▶ Task statement: Please switch "Identity Providers" to "Identity Sources" in the items, starting with the line that contains "video-link[interactable]: Video Link (924, 317, 1009, 333)" and going on through the line that contains "setup-button[interactable]: Setup (817, 544, 889, 576)". Return only those lines, unchanged apart from that swap.
[BEGIN Material provided]
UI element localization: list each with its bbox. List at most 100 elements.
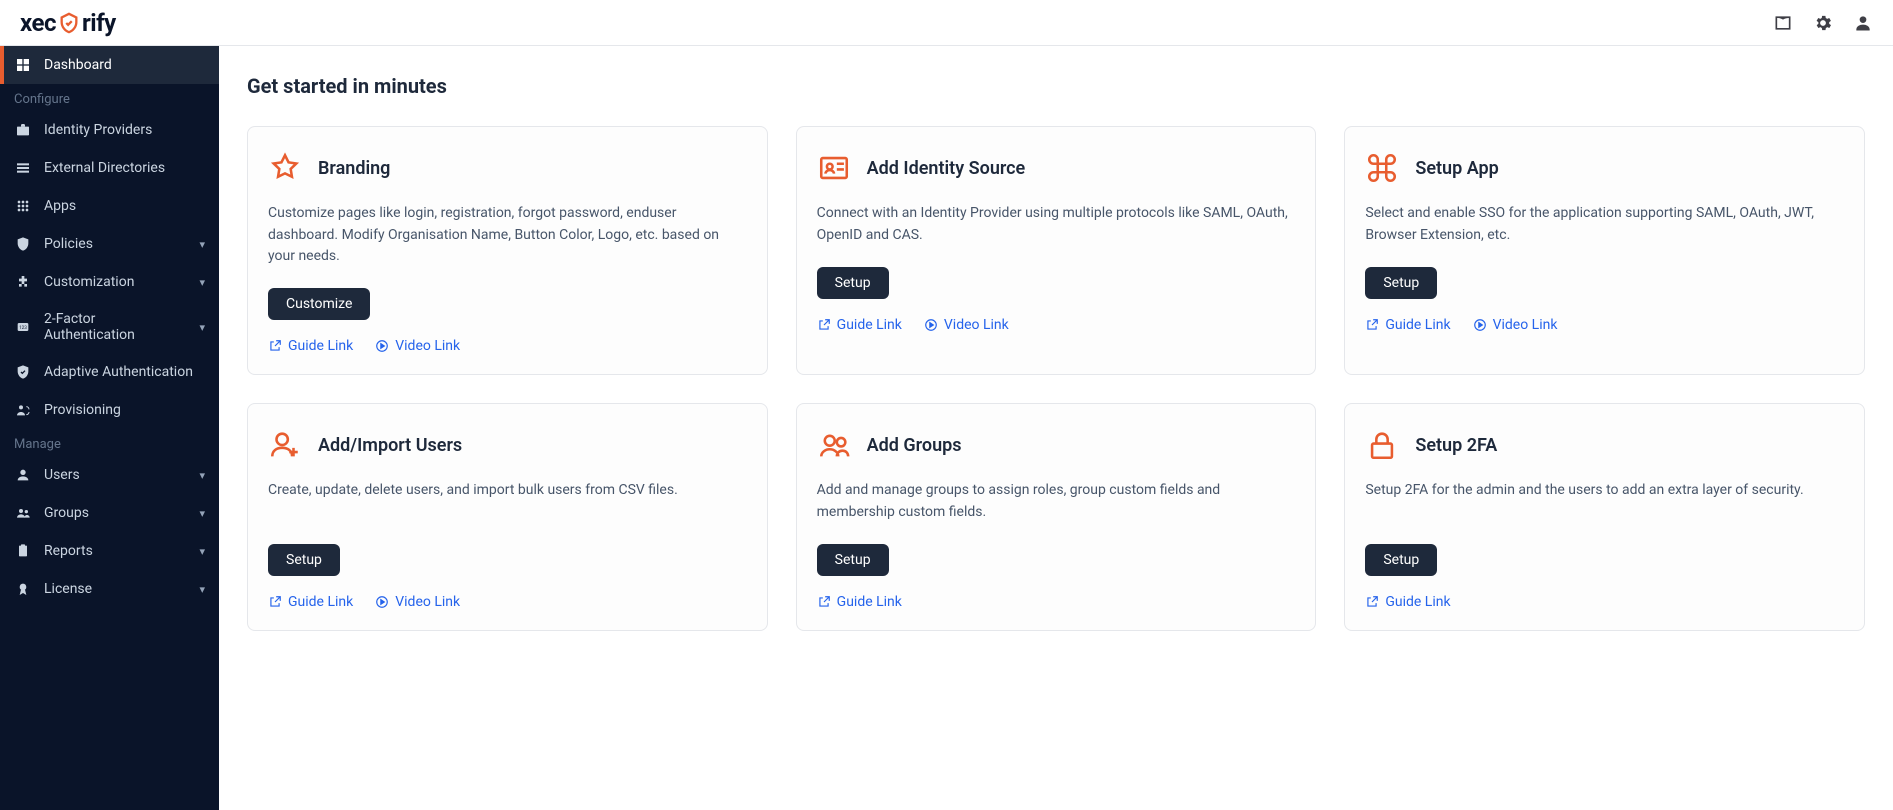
video-link[interactable]: Video Link (924, 317, 1009, 333)
sidebar-item-label: Policies (44, 236, 187, 252)
user-sync-icon (14, 401, 32, 419)
setup-button[interactable]: Setup (268, 544, 340, 576)
sidebar-item-label: Identity Providers (44, 122, 205, 138)
keypad-icon: 123 (14, 318, 32, 336)
users-group-icon (817, 428, 851, 462)
shield-icon (58, 12, 80, 34)
sidebar-item-users[interactable]: Users ▾ (0, 456, 219, 494)
guide-link[interactable]: Guide Link (1365, 317, 1450, 333)
setup-button[interactable]: Setup (817, 544, 889, 576)
card-import-users: Add/Import Users Create, update, delete … (247, 403, 768, 631)
user-icon (14, 466, 32, 484)
card-title: Add Identity Source (867, 158, 1026, 179)
sidebar-item-label: Apps (44, 198, 205, 214)
page-title: Get started in minutes (247, 74, 1865, 98)
sidebar-item-policies[interactable]: Policies ▾ (0, 225, 219, 263)
sidebar-item-label: License (44, 581, 187, 597)
clipboard-icon (14, 542, 32, 560)
book-icon[interactable] (1773, 13, 1793, 33)
svg-text:123: 123 (19, 325, 27, 331)
sidebar-item-label: Groups (44, 505, 187, 521)
id-card-icon (817, 151, 851, 185)
setup-button[interactable]: Setup (1365, 267, 1437, 299)
card-add-groups: Add Groups Add and manage groups to assi… (796, 403, 1317, 631)
sidebar-item-reports[interactable]: Reports ▾ (0, 532, 219, 570)
brand-left: xec (20, 9, 56, 37)
sidebar-item-label: 2-Factor Authentication (44, 311, 187, 343)
card-title: Add/Import Users (318, 435, 462, 456)
guide-link[interactable]: Guide Link (817, 594, 902, 610)
chevron-down-icon: ▾ (199, 583, 205, 596)
card-title: Setup 2FA (1415, 435, 1497, 456)
sidebar-item-2fa[interactable]: 123 2-Factor Authentication ▾ (0, 301, 219, 353)
card-desc: Select and enable SSO for the applicatio… (1365, 203, 1844, 247)
chevron-down-icon: ▾ (199, 469, 205, 482)
card-desc: Connect with an Identity Provider using … (817, 203, 1296, 247)
sidebar-item-dashboard[interactable]: Dashboard (0, 46, 219, 84)
sidebar-item-label: Adaptive Authentication (44, 364, 205, 380)
card-title: Branding (318, 158, 390, 179)
guide-link[interactable]: Guide Link (1365, 594, 1450, 610)
chevron-down-icon: ▾ (199, 545, 205, 558)
sidebar-item-label: Dashboard (44, 57, 205, 73)
guide-link[interactable]: Guide Link (817, 317, 902, 333)
users-icon (14, 504, 32, 522)
sidebar: Dashboard Configure Identity Providers E… (0, 46, 219, 810)
sidebar-item-identity-providers[interactable]: Identity Providers (0, 111, 219, 149)
video-link[interactable]: Video Link (375, 594, 460, 610)
card-desc: Setup 2FA for the admin and the users to… (1365, 480, 1844, 524)
sidebar-item-apps[interactable]: Apps (0, 187, 219, 225)
video-link[interactable]: Video Link (1473, 317, 1558, 333)
star-icon (268, 151, 302, 185)
card-setup-app: Setup App Select and enable SSO for the … (1344, 126, 1865, 375)
sidebar-item-label: Reports (44, 543, 187, 559)
briefcase-icon (14, 121, 32, 139)
award-icon (14, 580, 32, 598)
puzzle-icon (14, 273, 32, 291)
card-title: Add Groups (867, 435, 962, 456)
sidebar-item-label: Customization (44, 274, 187, 290)
sidebar-item-provisioning[interactable]: Provisioning (0, 391, 219, 429)
sidebar-item-groups[interactable]: Groups ▾ (0, 494, 219, 532)
lock-icon (1365, 428, 1399, 462)
setup-button[interactable]: Setup (817, 267, 889, 299)
topbar: xec rify (0, 0, 1893, 46)
command-icon (1365, 151, 1399, 185)
brand-right: rify (82, 9, 116, 37)
guide-link[interactable]: Guide Link (268, 338, 353, 354)
dashboard-icon (14, 56, 32, 74)
sidebar-item-label: External Directories (44, 160, 205, 176)
shield-check-icon (14, 363, 32, 381)
card-desc: Customize pages like login, registration… (268, 203, 747, 268)
card-identity-source: Add Identity Source Connect with an Iden… (796, 126, 1317, 375)
chevron-down-icon: ▾ (199, 507, 205, 520)
gear-icon[interactable] (1813, 13, 1833, 33)
sidebar-item-label: Users (44, 467, 187, 483)
card-branding: Branding Customize pages like login, reg… (247, 126, 768, 375)
sidebar-section-manage: Manage (0, 429, 219, 456)
customize-button[interactable]: Customize (268, 288, 370, 320)
chevron-down-icon: ▾ (199, 276, 205, 289)
sidebar-item-customization[interactable]: Customization ▾ (0, 263, 219, 301)
card-grid: Branding Customize pages like login, reg… (247, 126, 1865, 631)
brand-logo[interactable]: xec rify (20, 9, 116, 37)
chevron-down-icon: ▾ (199, 321, 205, 334)
grid-icon (14, 197, 32, 215)
sidebar-item-external-directories[interactable]: External Directories (0, 149, 219, 187)
video-link[interactable]: Video Link (375, 338, 460, 354)
card-title: Setup App (1415, 158, 1498, 179)
sidebar-item-adaptive-auth[interactable]: Adaptive Authentication (0, 353, 219, 391)
card-setup-2fa: Setup 2FA Setup 2FA for the admin and th… (1344, 403, 1865, 631)
main-content: Get started in minutes Branding Customiz… (219, 46, 1893, 810)
sidebar-section-configure: Configure (0, 84, 219, 111)
card-desc: Create, update, delete users, and import… (268, 480, 747, 524)
sidebar-item-license[interactable]: License ▾ (0, 570, 219, 608)
shield-gear-icon (14, 235, 32, 253)
user-icon[interactable] (1853, 13, 1873, 33)
chevron-down-icon: ▾ (199, 238, 205, 251)
setup-button[interactable]: Setup (1365, 544, 1437, 576)
list-icon (14, 159, 32, 177)
card-desc: Add and manage groups to assign roles, g… (817, 480, 1296, 524)
guide-link[interactable]: Guide Link (268, 594, 353, 610)
sidebar-item-label: Provisioning (44, 402, 205, 418)
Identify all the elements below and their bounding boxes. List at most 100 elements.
[END Material provided]
▶ Result:
video-link[interactable]: Video Link (924, 317, 1009, 333)
sidebar-item-label: Policies (44, 236, 187, 252)
user-sync-icon (14, 401, 32, 419)
setup-button[interactable]: Setup (268, 544, 340, 576)
sidebar-item-label: Identity Sources (44, 122, 205, 138)
keypad-icon: 123 (14, 318, 32, 336)
users-group-icon (817, 428, 851, 462)
shield-icon (58, 12, 80, 34)
sidebar-item-users[interactable]: Users ▾ (0, 456, 219, 494)
guide-link[interactable]: Guide Link (1365, 317, 1450, 333)
setup-button[interactable]: Setup (817, 544, 889, 576)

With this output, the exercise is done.